Article →
============
# Lag Issues On Xbox Live Despite Good Connection



## Messerv (Apr 16, 2010)

Recently I purchased a new Net gear wireless modem/router to replace my Zoom one which has recently died. Everything is fine, except from time to time when playing on xbox live, I experience periods of "Lag" despite the connection being fine. In these periods, in any game i play (on line multi-player) the screen will constantly glitch and peoples voices will come though stuttered. Basic tasks such as opening a message, joining a party/game, accepting invites, will take a unusually long period of time. Though all this, my connection appears fine on the on line games, for example, when playing the Call of duty games on line, I can have a full green connection bar, with this "Lag" still occurring.
Most of the time the connection is fine, but when this occurs it can be very frustrating. It is definitely not specific to my xbox, or the wireless adapter as i have tested it with a friends xbox and adapter.

Please help as this is a very annoying occurrence :upset:


----------



## ebackhus (Apr 21, 2005)
============
Task instructions →
**a.** Retype the Xbox Live lag thread from "Most of the" to "(Apr 21, 2005)".
**b.** In the Xbox Live lag thread, what connection indicator can the poster still see in the Call of Duty games while the lag is happening?
**c.** Proceed with the Xbox Live lag thread from the point where it stops.
The material that comes next is separate from the Xbox Live lag thread.
============
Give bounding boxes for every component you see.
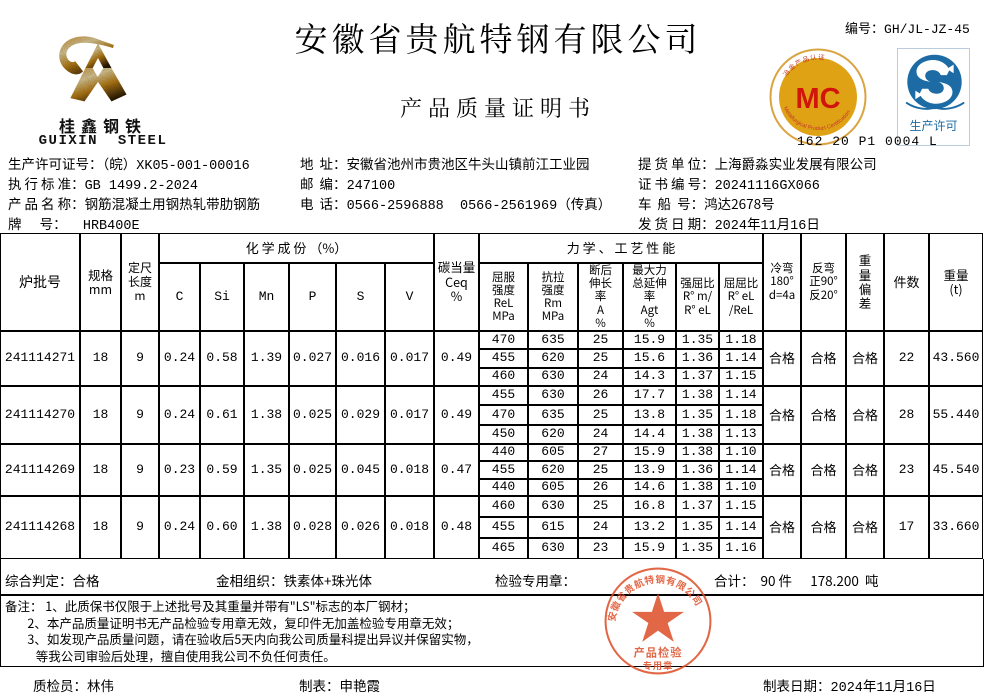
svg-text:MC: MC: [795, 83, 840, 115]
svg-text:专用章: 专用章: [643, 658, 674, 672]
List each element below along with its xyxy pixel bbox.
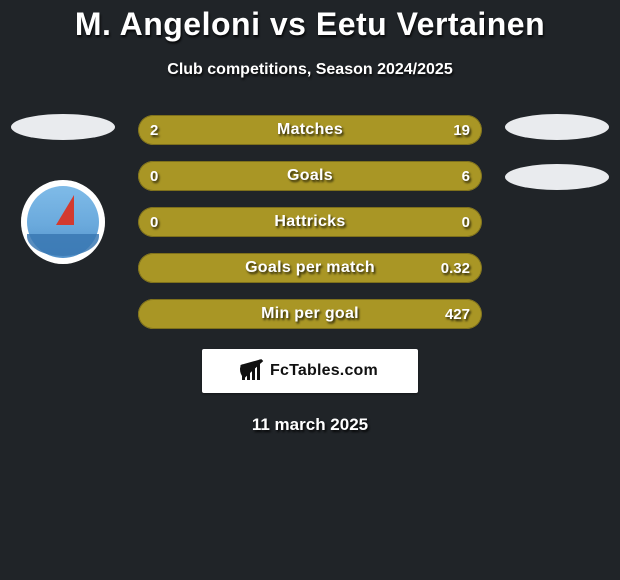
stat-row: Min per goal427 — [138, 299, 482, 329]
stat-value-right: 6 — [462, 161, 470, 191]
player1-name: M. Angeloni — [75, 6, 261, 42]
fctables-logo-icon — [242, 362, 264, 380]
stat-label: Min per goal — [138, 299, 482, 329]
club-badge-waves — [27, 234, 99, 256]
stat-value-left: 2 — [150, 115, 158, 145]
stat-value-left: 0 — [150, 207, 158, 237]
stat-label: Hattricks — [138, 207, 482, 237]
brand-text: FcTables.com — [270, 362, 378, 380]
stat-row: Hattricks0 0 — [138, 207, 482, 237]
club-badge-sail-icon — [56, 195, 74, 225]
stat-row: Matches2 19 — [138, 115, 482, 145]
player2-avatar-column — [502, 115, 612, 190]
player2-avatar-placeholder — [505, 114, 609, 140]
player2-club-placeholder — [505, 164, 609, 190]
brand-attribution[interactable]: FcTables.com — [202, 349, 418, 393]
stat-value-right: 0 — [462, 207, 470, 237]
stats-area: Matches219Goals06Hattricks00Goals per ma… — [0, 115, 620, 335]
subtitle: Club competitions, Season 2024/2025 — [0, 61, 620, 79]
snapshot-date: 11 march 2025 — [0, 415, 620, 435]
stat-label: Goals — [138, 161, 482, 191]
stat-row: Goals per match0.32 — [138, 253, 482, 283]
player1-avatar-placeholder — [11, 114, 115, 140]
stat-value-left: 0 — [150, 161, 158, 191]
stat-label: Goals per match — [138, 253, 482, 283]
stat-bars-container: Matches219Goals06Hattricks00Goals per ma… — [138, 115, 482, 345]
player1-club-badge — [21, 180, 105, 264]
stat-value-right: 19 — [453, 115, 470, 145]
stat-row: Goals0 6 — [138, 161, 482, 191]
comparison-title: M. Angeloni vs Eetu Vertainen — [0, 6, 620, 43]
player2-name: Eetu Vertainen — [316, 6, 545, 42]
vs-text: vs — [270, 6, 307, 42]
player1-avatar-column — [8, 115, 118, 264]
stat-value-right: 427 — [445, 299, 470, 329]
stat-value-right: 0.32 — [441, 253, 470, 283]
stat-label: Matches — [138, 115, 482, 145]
============
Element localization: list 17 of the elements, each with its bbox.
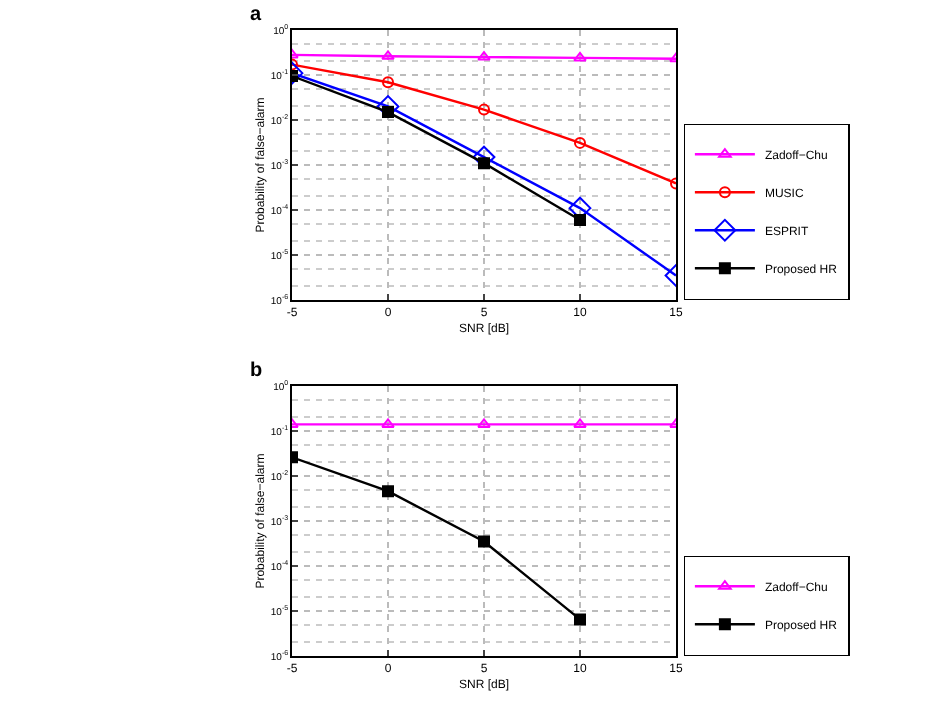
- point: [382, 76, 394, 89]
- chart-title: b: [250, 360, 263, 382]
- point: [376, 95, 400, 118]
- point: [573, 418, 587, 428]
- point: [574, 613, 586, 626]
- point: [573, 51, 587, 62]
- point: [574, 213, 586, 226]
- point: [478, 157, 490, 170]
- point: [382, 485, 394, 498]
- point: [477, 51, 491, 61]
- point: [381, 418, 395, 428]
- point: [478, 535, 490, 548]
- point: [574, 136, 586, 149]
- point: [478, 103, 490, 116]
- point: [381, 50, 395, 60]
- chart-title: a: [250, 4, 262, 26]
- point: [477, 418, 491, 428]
============
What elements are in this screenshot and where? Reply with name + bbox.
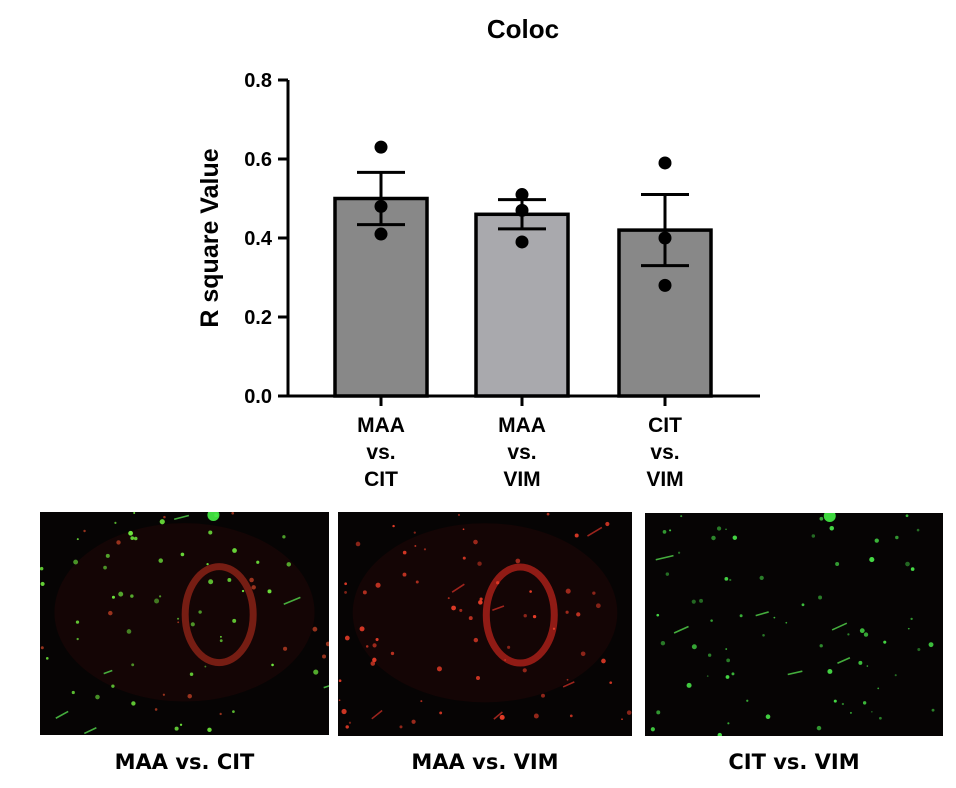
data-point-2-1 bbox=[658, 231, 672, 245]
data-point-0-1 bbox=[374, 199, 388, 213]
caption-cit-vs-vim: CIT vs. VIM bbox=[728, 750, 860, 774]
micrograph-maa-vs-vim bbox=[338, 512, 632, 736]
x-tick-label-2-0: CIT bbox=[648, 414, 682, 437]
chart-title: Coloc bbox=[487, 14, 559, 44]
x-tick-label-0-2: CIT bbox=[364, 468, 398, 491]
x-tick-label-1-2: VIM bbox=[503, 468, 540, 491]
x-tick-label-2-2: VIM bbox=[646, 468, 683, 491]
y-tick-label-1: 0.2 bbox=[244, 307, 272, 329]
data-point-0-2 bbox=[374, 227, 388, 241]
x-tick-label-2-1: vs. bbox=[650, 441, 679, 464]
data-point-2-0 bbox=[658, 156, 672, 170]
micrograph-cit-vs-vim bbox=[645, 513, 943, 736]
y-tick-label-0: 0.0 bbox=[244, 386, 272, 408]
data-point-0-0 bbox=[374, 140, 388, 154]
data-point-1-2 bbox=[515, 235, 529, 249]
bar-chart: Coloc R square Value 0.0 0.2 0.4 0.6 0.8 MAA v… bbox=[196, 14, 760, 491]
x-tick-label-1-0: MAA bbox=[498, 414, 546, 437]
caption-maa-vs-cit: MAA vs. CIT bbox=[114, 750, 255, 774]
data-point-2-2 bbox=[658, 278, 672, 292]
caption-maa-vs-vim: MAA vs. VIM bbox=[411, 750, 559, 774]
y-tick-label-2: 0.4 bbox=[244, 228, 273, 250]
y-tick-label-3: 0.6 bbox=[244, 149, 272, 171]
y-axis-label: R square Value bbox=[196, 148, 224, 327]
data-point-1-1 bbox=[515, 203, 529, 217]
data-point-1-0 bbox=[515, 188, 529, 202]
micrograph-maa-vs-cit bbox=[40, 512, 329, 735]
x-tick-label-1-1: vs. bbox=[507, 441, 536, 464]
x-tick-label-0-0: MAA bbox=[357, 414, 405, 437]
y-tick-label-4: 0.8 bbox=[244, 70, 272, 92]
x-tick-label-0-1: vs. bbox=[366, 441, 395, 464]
============
Per-task outputs →
**a.**
Most of the time the connection is fine, but when this occurs it can be very frustrating. It is definitely not specific to my xbox, or the wireless adapter as i have tested it with a friends xbox and adapter.

Please help as this is a very annoying occurrence :upset:


----------



## ebackhus (Apr 21, 2005)

**b.** A full green connection bar.

**c.**
Can;t use a hard-wired connection? Wireless is hardly ideal for gaming.


----------



## Messerv (Apr 16, 2010)

ebackhus said:


> Can;t use a hard-wired connection? Wireless is hardly ideal for gaming.


My wireless connection was fine with my previous modem. . . And using a wired connection would be alot of hassle.


----------



## III Ninjaa III (Apr 25, 2010)

I had this problem try moving your wireless network adapter around. What i do is go on any of the Cods, go into a free for all.. press back and look at the score section. Move my wirless thing around until its in a position where it stays at 3 bars. Works like a charm..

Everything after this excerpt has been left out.